▶ INSTRUCTION
Write the records below out again exactly as given, with no images.

Items from a dataset:
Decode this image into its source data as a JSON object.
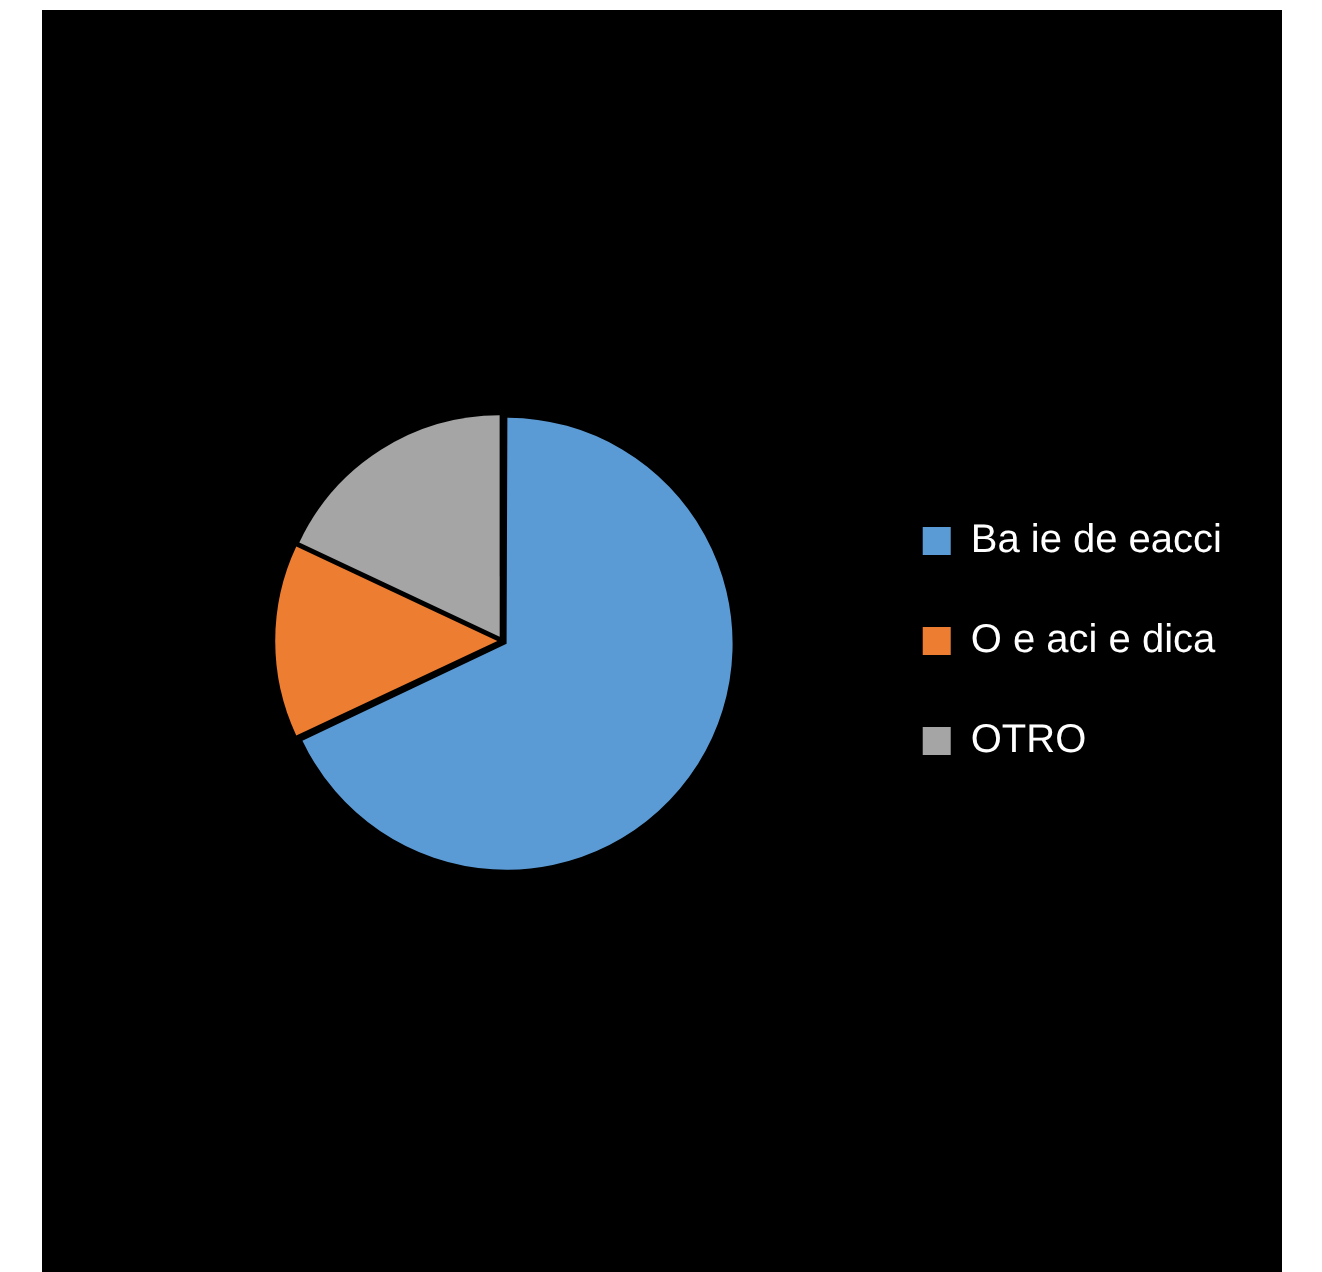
{
  "chart_data": {
    "type": "pie",
    "categories": [
      "Ba ie de eacci",
      "O e aci e dica",
      "OTRO"
    ],
    "values": [
      68,
      14,
      18
    ],
    "colors": [
      "#5b9bd5",
      "#ed7d31",
      "#a5a5a5"
    ],
    "legend": "right"
  }
}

▶ EXPECTED OUTPUT
Decode this image into its source data as a JSON object.
{
  "chart_data": {
    "type": "pie",
    "categories": [
      "Ba ie de eacci",
      "O e aci e dica",
      "OTRO"
    ],
    "values": [
      68,
      14,
      18
    ],
    "colors": [
      "#5b9bd5",
      "#ed7d31",
      "#a5a5a5"
    ],
    "legend": "right"
  }
}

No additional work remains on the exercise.